Objective:
Filter this data down to the lines that hold "Imprimir", and copy them.

Dataset excerpts:
-=-=-
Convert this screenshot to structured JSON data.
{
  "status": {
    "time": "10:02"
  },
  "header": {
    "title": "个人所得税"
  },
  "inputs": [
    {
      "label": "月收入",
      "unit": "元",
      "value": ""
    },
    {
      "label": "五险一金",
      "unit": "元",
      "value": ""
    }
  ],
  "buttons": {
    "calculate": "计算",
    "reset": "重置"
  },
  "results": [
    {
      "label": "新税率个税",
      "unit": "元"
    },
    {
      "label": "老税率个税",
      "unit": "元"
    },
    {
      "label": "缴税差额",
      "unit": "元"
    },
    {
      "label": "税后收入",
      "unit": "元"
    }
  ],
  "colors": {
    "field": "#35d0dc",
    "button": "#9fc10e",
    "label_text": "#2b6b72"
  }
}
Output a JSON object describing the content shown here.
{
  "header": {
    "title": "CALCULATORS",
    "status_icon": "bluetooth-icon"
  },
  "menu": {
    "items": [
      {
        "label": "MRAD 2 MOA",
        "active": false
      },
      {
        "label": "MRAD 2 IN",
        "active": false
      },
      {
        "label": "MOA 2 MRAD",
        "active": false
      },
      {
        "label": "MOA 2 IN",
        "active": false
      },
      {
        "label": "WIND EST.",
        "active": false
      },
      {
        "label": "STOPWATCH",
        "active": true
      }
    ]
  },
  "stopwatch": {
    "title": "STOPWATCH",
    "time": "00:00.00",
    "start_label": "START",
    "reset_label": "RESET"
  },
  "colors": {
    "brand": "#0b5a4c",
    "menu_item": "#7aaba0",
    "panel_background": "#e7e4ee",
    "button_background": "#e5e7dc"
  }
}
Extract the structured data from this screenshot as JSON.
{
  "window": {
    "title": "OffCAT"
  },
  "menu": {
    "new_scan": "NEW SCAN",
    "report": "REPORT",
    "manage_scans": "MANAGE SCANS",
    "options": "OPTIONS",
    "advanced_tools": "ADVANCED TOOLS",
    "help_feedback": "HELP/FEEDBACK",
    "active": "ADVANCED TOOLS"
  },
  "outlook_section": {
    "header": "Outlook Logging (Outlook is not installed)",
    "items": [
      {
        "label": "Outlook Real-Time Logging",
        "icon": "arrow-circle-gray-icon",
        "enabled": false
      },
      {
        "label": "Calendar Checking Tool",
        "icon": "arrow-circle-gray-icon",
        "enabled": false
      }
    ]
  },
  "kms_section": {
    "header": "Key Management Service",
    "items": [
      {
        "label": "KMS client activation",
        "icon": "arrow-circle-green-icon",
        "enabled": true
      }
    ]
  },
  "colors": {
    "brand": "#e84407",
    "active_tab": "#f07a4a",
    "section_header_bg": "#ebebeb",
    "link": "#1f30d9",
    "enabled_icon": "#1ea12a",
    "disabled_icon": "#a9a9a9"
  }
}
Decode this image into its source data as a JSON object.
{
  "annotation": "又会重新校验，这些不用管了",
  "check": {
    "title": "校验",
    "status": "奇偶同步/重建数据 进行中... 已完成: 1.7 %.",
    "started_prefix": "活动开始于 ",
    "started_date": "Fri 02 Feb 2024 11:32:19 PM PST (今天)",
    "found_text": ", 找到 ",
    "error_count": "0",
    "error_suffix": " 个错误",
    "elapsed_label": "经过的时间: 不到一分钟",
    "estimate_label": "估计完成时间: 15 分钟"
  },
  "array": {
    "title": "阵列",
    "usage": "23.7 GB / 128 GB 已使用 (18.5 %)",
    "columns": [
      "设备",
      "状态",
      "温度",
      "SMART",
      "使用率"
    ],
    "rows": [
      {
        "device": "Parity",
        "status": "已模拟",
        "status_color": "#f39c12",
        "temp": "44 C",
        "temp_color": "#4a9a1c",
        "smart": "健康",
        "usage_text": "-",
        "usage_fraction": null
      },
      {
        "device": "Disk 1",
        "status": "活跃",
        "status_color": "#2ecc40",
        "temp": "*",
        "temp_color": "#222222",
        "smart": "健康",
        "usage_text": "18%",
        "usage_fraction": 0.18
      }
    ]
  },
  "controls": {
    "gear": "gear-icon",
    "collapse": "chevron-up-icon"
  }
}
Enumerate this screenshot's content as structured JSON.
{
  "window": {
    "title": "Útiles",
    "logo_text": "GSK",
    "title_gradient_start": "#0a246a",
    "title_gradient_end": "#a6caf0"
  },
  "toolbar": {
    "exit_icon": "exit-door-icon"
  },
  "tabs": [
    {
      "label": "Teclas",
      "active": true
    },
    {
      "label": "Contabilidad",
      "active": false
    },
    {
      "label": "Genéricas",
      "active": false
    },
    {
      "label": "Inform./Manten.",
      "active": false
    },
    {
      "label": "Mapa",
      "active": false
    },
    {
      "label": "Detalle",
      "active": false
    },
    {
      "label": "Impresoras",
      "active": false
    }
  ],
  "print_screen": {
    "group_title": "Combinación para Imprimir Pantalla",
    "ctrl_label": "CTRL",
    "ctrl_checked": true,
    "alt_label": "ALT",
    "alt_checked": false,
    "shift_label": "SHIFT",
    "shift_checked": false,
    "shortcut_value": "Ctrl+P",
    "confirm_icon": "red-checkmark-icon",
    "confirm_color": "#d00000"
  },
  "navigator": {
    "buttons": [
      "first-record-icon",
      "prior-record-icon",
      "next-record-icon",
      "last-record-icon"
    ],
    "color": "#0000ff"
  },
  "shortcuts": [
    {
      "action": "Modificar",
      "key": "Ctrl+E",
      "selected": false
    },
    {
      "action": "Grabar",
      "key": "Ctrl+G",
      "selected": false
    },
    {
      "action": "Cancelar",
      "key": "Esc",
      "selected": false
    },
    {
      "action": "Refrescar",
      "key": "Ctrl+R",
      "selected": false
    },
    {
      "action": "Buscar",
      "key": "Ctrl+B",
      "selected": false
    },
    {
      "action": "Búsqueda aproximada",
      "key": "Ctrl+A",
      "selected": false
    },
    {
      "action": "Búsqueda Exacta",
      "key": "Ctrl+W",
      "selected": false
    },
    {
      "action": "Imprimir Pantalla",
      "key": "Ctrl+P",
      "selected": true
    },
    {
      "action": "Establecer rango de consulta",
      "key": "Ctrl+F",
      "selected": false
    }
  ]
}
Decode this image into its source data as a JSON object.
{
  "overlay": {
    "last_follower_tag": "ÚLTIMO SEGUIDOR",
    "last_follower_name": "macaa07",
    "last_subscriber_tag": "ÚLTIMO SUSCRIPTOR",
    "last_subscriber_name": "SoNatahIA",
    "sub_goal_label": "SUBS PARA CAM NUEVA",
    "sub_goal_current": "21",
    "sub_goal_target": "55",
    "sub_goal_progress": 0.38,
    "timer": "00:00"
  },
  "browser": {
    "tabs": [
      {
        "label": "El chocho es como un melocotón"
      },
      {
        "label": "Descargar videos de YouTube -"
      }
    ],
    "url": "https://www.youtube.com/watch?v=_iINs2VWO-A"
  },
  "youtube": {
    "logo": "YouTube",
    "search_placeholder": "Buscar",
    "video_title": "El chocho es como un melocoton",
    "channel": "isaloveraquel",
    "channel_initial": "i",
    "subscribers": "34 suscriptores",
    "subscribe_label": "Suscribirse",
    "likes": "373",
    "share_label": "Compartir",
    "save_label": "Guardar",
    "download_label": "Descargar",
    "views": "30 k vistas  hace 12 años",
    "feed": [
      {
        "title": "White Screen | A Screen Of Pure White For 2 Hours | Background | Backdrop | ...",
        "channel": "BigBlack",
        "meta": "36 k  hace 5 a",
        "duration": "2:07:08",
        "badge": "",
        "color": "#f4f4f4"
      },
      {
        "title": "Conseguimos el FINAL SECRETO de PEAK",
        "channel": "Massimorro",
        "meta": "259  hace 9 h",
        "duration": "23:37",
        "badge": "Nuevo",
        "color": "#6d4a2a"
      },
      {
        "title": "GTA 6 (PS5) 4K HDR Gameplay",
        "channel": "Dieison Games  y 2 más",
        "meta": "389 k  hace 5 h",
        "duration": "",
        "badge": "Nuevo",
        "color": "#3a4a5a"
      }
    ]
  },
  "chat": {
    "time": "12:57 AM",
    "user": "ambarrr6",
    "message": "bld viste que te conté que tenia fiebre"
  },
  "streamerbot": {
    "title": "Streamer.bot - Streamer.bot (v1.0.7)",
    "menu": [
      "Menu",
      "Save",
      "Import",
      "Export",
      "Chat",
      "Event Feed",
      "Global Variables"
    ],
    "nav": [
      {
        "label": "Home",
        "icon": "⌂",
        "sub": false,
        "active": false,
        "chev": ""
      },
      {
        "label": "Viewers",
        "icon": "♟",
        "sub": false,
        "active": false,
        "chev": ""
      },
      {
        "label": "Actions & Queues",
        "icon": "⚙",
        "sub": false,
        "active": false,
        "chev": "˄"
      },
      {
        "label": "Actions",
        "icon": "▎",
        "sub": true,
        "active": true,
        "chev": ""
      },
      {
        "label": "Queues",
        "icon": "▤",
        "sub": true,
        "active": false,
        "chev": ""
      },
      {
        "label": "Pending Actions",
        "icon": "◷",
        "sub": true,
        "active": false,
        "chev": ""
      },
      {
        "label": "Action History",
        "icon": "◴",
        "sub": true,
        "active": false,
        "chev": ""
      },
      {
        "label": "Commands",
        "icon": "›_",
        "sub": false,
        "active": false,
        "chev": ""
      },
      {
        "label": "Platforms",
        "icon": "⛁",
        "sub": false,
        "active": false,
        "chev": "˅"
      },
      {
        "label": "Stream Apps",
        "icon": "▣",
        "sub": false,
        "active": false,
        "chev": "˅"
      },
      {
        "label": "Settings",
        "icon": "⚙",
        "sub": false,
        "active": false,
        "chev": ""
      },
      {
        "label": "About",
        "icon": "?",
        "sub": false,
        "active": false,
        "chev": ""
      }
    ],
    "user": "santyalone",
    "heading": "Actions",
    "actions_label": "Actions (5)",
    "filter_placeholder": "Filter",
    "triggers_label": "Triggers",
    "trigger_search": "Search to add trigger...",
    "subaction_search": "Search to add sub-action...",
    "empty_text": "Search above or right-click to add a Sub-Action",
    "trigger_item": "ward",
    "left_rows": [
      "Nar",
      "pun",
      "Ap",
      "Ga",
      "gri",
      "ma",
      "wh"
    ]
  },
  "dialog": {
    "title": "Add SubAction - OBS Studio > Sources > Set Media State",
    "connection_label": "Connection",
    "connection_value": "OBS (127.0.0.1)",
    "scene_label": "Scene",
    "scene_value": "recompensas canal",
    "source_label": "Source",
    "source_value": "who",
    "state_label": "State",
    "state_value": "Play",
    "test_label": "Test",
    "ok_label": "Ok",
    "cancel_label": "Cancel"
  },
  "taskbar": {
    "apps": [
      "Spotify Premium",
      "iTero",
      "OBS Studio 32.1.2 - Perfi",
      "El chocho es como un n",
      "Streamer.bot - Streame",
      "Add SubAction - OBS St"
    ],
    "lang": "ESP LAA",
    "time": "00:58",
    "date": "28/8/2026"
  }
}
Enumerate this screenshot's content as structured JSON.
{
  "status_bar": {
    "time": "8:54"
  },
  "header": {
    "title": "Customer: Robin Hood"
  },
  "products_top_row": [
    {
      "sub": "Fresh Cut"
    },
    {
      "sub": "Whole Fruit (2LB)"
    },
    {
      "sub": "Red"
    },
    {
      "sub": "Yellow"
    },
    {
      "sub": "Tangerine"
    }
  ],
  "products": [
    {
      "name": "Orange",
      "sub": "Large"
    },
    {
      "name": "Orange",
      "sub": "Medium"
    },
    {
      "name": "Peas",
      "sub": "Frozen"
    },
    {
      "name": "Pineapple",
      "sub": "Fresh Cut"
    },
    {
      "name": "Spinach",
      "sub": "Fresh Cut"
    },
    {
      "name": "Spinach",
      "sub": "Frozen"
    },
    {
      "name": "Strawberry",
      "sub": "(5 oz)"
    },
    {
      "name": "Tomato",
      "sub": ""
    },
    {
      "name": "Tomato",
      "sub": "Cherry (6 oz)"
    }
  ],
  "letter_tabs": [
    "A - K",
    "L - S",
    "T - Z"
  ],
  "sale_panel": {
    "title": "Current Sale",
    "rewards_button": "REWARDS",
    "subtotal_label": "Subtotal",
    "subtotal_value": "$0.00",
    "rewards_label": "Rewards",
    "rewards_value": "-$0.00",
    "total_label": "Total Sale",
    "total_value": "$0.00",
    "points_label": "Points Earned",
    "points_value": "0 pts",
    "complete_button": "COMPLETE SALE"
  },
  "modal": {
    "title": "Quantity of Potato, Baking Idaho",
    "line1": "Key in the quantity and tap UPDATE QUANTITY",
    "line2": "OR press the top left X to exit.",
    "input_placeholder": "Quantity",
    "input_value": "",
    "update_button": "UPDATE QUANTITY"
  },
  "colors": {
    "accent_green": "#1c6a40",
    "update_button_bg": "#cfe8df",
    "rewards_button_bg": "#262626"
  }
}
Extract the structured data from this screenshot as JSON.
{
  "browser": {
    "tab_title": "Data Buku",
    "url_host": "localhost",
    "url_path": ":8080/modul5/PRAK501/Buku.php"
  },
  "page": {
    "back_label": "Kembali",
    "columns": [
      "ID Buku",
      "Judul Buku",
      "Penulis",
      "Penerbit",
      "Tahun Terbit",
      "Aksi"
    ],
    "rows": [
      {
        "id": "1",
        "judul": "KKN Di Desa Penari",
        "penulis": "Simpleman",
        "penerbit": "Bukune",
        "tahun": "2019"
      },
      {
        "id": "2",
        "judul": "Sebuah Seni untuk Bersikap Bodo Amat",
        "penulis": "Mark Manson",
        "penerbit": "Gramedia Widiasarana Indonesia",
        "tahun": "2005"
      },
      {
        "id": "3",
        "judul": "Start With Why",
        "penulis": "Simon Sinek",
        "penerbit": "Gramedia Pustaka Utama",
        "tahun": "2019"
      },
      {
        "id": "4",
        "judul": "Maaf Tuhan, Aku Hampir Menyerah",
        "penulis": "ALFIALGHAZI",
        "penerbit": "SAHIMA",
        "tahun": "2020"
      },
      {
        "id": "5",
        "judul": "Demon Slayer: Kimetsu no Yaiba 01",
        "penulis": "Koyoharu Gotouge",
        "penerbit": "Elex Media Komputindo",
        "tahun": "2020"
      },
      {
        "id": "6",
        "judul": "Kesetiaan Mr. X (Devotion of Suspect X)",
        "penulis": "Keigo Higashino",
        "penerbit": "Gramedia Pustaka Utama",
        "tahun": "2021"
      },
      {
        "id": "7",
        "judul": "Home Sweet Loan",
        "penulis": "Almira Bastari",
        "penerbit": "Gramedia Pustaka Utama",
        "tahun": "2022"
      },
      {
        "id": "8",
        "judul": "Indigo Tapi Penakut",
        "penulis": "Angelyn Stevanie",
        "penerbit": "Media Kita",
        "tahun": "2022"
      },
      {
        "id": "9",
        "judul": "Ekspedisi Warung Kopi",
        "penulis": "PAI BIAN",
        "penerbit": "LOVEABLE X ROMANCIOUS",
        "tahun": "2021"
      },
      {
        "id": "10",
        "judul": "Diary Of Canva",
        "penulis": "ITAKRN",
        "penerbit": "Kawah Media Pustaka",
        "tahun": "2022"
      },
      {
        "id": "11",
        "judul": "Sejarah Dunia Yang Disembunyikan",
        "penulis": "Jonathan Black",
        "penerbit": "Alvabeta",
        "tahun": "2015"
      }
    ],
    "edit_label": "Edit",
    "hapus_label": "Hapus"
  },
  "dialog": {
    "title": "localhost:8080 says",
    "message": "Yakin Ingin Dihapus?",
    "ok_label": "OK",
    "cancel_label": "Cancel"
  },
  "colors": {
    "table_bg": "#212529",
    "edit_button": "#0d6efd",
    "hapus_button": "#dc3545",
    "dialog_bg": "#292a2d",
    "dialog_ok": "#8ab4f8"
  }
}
-=-=-
Result of the exercise:
    "group_title": "Combinación para Imprimir Pantalla",
      "action": "Imprimir Pantalla",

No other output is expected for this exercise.